TASK DESCRIPTION
Can you copy out every line of each item below word for word, changing nothing?

[start of RECORDS FOR THE TASK]

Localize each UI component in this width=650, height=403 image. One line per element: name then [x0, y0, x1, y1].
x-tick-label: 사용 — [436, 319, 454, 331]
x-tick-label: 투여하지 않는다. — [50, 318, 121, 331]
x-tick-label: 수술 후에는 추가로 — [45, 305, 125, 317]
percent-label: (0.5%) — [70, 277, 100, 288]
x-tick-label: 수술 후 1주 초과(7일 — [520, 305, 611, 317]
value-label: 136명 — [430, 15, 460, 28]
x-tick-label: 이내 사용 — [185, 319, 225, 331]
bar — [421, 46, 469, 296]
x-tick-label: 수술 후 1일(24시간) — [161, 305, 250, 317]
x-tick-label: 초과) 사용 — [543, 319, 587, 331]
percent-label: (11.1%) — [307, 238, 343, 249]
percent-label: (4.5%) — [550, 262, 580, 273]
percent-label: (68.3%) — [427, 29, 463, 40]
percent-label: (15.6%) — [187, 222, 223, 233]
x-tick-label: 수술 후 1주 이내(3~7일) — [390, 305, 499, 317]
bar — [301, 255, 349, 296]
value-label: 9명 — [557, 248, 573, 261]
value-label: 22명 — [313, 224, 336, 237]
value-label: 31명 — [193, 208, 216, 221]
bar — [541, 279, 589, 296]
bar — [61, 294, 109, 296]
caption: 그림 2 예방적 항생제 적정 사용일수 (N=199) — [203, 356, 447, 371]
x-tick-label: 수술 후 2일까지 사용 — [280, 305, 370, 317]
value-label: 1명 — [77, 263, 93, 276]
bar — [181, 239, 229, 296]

[end of RECORDS FOR THE TASK]

REPLY TO THE TASK
Localize each UI component in this width=650, height=403 image. One line per element: name then [x0, y0, x1, y1].
x-tick-label: 사용 — [436, 319, 454, 331]
x-tick-label: 투여하지 않는다. — [50, 318, 121, 331]
x-tick-label: 수술 후에는 추가로 — [45, 305, 125, 317]
percent-label: (0.5%) — [70, 277, 100, 288]
x-tick-label: 수술 후 1주 초과(7일 — [520, 305, 611, 317]
value-label: 136명 — [430, 15, 460, 28]
x-tick-label: 이내 사용 — [185, 319, 225, 331]
bar — [421, 46, 469, 296]
x-tick-label: 수술 후 1일(24시간) — [161, 305, 250, 317]
x-tick-label: 초과) 사용 — [543, 319, 587, 331]
percent-label: (11.1%) — [307, 238, 343, 249]
percent-label: (4.5%) — [550, 262, 580, 273]
percent-label: (68.3%) — [427, 29, 463, 40]
percent-label: (15.6%) — [187, 222, 223, 233]
x-tick-label: 수술 후 1주 이내(3~7일) — [390, 305, 499, 317]
bar — [301, 255, 349, 296]
value-label: 9명 — [557, 248, 573, 261]
value-label: 22명 — [313, 224, 336, 237]
value-label: 31명 — [193, 208, 216, 221]
bar — [541, 279, 589, 296]
bar — [61, 294, 109, 296]
caption: 그림 2 예방적 항생제 적정 사용일수 (N=199) — [203, 356, 447, 371]
x-tick-label: 수술 후 2일까지 사용 — [280, 305, 370, 317]
value-label: 1명 — [77, 263, 93, 276]
bar — [181, 239, 229, 296]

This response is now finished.